#### Stated exercise
Word for word, copy all the data and drop the pictures.

++++++++

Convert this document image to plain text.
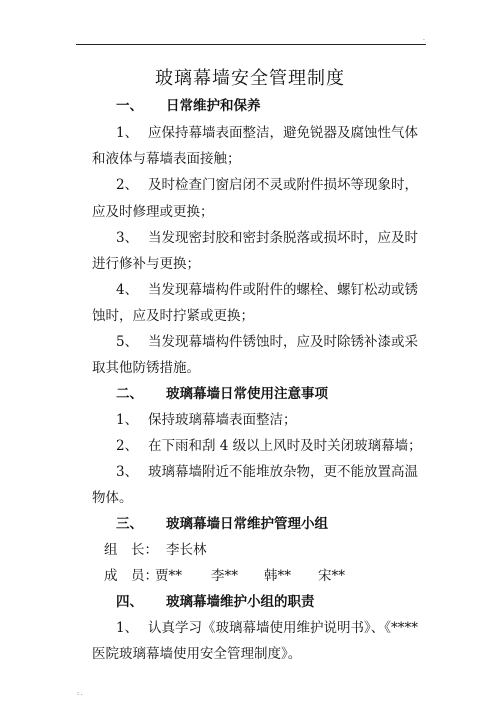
.
玻璃幕墙安全管理制度
一、 日常维护和保养
1、 应保持幕墙表面整洁，避免锐器及腐蚀性气体
和液体与幕墙表面接触；
2、 及时检查门窗启闭不灵或附件损坏等现象时，
应及时修理或更换；
3、 当发现密封胶和密封条脱落或损坏时，应及时
进行修补与更换；
4、 当发现幕墙构件或附件的螺栓、螺钉松动或锈
蚀时，应及时拧紧或更换；
5、 当发现幕墙构件锈蚀时，应及时除锈补漆或采
取其他防锈措施。
二、 玻璃幕墙日常使用注意事项
1、 保持玻璃幕墙表面整洁；
2、 在下雨和刮 4 级以上风时及时关闭玻璃幕墙；
3、 玻璃幕墙附近不能堆放杂物，更不能放置高温
物体。
三、 玻璃幕墙日常维护管理小组
组　长： 李长林
成　员：
贾** 李** 韩** 宋**
四、 玻璃幕墙维护小组的职责
1、 认真学习《玻璃幕墙使用维护说明书》、《****
医院玻璃幕墙使用安全管理制度》。
: .
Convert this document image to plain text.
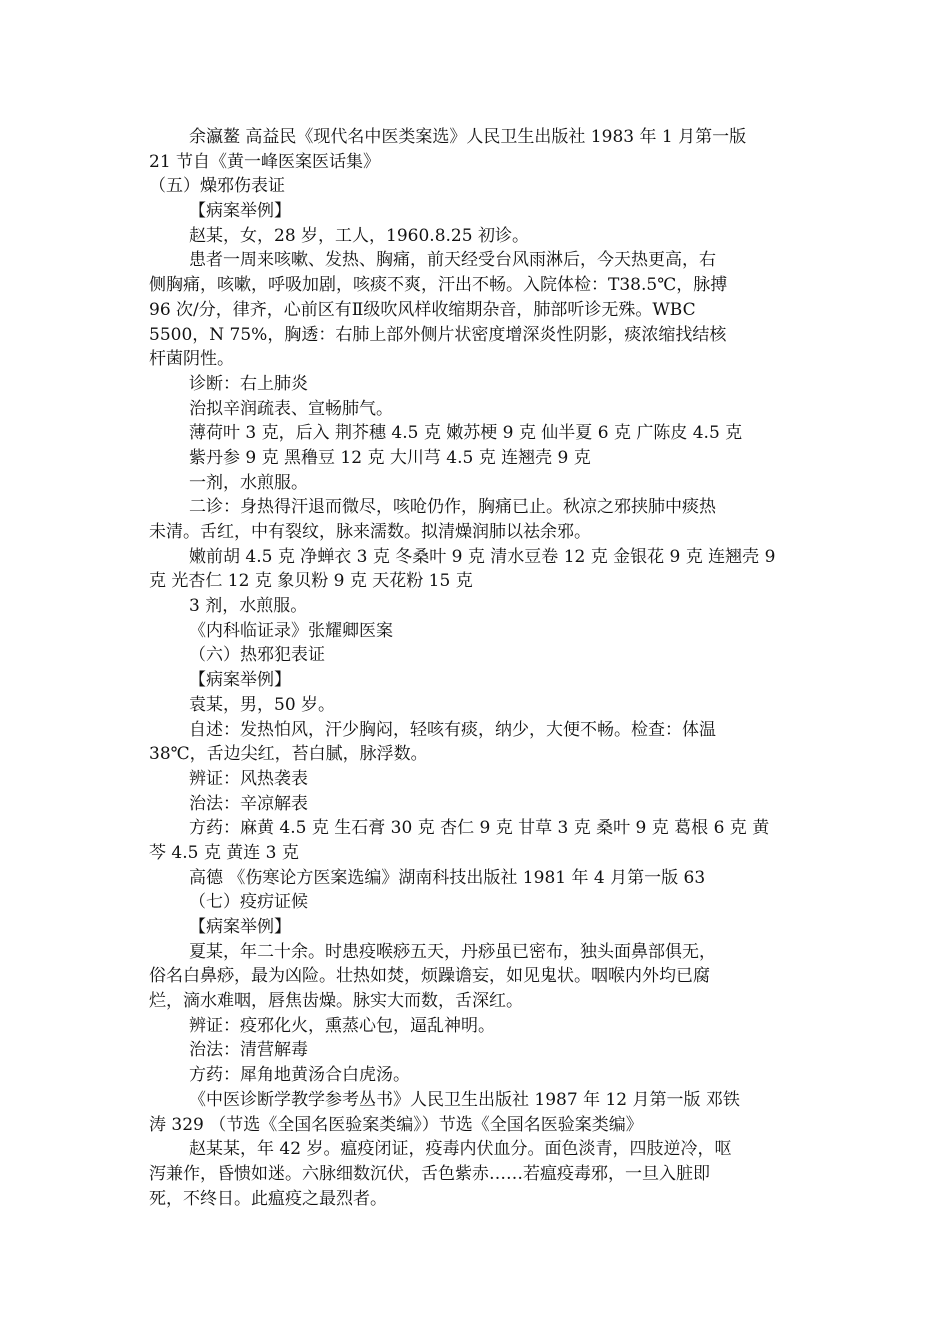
余瀛鳌 高益民《现代名中医类案选》人民卫生出版社 1983 年 1 月第一版
21 节自《黄一峰医案医话集》
（五）燥邪伤表证
【病案举例】
赵某，女，28 岁，工人，1960.8.25 初诊。
患者一周来咳嗽、发热、胸痛，前天经受台风雨淋后，今天热更高，右
侧胸痛，咳嗽，呼吸加剧，咳痰不爽，汗出不畅。入院体检：T38.5℃，脉搏
96 次/分，律齐，心前区有Ⅱ级吹风样收缩期杂音，肺部听诊无殊。WBC
5500，N 75%，胸透：右肺上部外侧片状密度增深炎性阴影，痰浓缩找结核
杆菌阴性。
诊断：右上肺炎
治拟辛润疏表、宣畅肺气。
薄荷叶 3 克，后入 荆芥穗 4.5 克 嫩苏梗 9 克 仙半夏 6 克 广陈皮 4.5 克
紫丹参 9 克 黑穞豆 12 克 大川芎 4.5 克 连翘壳 9 克
一剂，水煎服。
二诊：身热得汗退而微尽，咳呛仍作，胸痛已止。秋凉之邪挟肺中痰热
未清。舌红，中有裂纹，脉来濡数。拟清燥润肺以祛余邪。
嫩前胡 4.5 克 净蝉衣 3 克 冬桑叶 9 克 清水豆卷 12 克 金银花 9 克 连翘壳 9
克 光杏仁 12 克 象贝粉 9 克 天花粉 15 克
3 剂，水煎服。
《内科临证录》张耀卿医案
（六）热邪犯表证
【病案举例】
袁某，男，50 岁。
自述：发热怕风，汗少胸闷，轻咳有痰，纳少，大便不畅。检查：体温
38℃，舌边尖红，苔白腻，脉浮数。
辨证：风热袭表
治法：辛凉解表
方药：麻黄 4.5 克 生石膏 30 克 杏仁 9 克 甘草 3 克 桑叶 9 克 葛根 6 克 黄
芩 4.5 克 黄连 3 克
高德 《伤寒论方医案选编》湖南科技出版社 1981 年 4 月第一版 63
（七）疫疠证候
【病案举例】
夏某，年二十余。时患疫喉痧五天，丹痧虽已密布，独头面鼻部俱无，
俗名白鼻痧，最为凶险。壮热如焚，烦躁谵妄，如见鬼状。咽喉内外均已腐
烂，滴水难咽，唇焦齿燥。脉实大而数，舌深红。
辨证：疫邪化火，熏蒸心包，逼乱神明。
治法：清营解毒
方药：犀角地黄汤合白虎汤。
《中医诊断学教学参考丛书》人民卫生出版社 1987 年 12 月第一版 邓铁
涛 329 （节选《全国名医验案类编》）节选《全国名医验案类编》
赵某某，年 42 岁。瘟疫闭证，疫毒内伏血分。面色淡青，四肢逆冷，呕
泻兼作，昏愦如迷。六脉细数沉伏，舌色紫赤……若瘟疫毒邪，一旦入脏即
死，不终日。此瘟疫之最烈者。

++++++++

#### Answer for the task
Convert this document image to plain text.
.
玻璃幕墙安全管理制度
一、 日常维护和保养
1、 应保持幕墙表面整洁，避免锐器及腐蚀性气体
和液体与幕墙表面接触；
2、 及时检查门窗启闭不灵或附件损坏等现象时，
应及时修理或更换；
3、 当发现密封胶和密封条脱落或损坏时，应及时
进行修补与更换；
4、 当发现幕墙构件或附件的螺栓、螺钉松动或锈
蚀时，应及时拧紧或更换；
5、 当发现幕墙构件锈蚀时，应及时除锈补漆或采
取其他防锈措施。
二、 玻璃幕墙日常使用注意事项
1、 保持玻璃幕墙表面整洁；
2、 在下雨和刮 4 级以上风时及时关闭玻璃幕墙；
3、 玻璃幕墙附近不能堆放杂物，更不能放置高温
物体。
三、 玻璃幕墙日常维护管理小组
组　长： 李长林
成　员：
贾** 李** 韩** 宋**
四、 玻璃幕墙维护小组的职责
1、 认真学习《玻璃幕墙使用维护说明书》、《****
医院玻璃幕墙使用安全管理制度》。
: .
Convert this document image to plain text.
余瀛鳌 高益民《现代名中医类案选》人民卫生出版社 1983 年 1 月第一版
21 节自《黄一峰医案医话集》
（五）燥邪伤表证
【病案举例】
赵某，女，28 岁，工人，1960.8.25 初诊。
患者一周来咳嗽、发热、胸痛，前天经受台风雨淋后，今天热更高，右
侧胸痛，咳嗽，呼吸加剧，咳痰不爽，汗出不畅。入院体检：T38.5℃，脉搏
96 次/分，律齐，心前区有Ⅱ级吹风样收缩期杂音，肺部听诊无殊。WBC
5500，N 75%，胸透：右肺上部外侧片状密度增深炎性阴影，痰浓缩找结核
杆菌阴性。
诊断：右上肺炎
治拟辛润疏表、宣畅肺气。
薄荷叶 3 克，后入 荆芥穗 4.5 克 嫩苏梗 9 克 仙半夏 6 克 广陈皮 4.5 克
紫丹参 9 克 黑穞豆 12 克 大川芎 4.5 克 连翘壳 9 克
一剂，水煎服。
二诊：身热得汗退而微尽，咳呛仍作，胸痛已止。秋凉之邪挟肺中痰热
未清。舌红，中有裂纹，脉来濡数。拟清燥润肺以祛余邪。
嫩前胡 4.5 克 净蝉衣 3 克 冬桑叶 9 克 清水豆卷 12 克 金银花 9 克 连翘壳 9
克 光杏仁 12 克 象贝粉 9 克 天花粉 15 克
3 剂，水煎服。
《内科临证录》张耀卿医案
（六）热邪犯表证
【病案举例】
袁某，男，50 岁。
自述：发热怕风，汗少胸闷，轻咳有痰，纳少，大便不畅。检查：体温
38℃，舌边尖红，苔白腻，脉浮数。
辨证：风热袭表
治法：辛凉解表
方药：麻黄 4.5 克 生石膏 30 克 杏仁 9 克 甘草 3 克 桑叶 9 克 葛根 6 克 黄
芩 4.5 克 黄连 3 克
高德 《伤寒论方医案选编》湖南科技出版社 1981 年 4 月第一版 63
（七）疫疠证候
【病案举例】
夏某，年二十余。时患疫喉痧五天，丹痧虽已密布，独头面鼻部俱无，
俗名白鼻痧，最为凶险。壮热如焚，烦躁谵妄，如见鬼状。咽喉内外均已腐
烂，滴水难咽，唇焦齿燥。脉实大而数，舌深红。
辨证：疫邪化火，熏蒸心包，逼乱神明。
治法：清营解毒
方药：犀角地黄汤合白虎汤。
《中医诊断学教学参考丛书》人民卫生出版社 1987 年 12 月第一版 邓铁
涛 329 （节选《全国名医验案类编》）节选《全国名医验案类编》
赵某某，年 42 岁。瘟疫闭证，疫毒内伏血分。面色淡青，四肢逆冷，呕
泻兼作，昏愦如迷。六脉细数沉伏，舌色紫赤……若瘟疫毒邪，一旦入脏即
死，不终日。此瘟疫之最烈者。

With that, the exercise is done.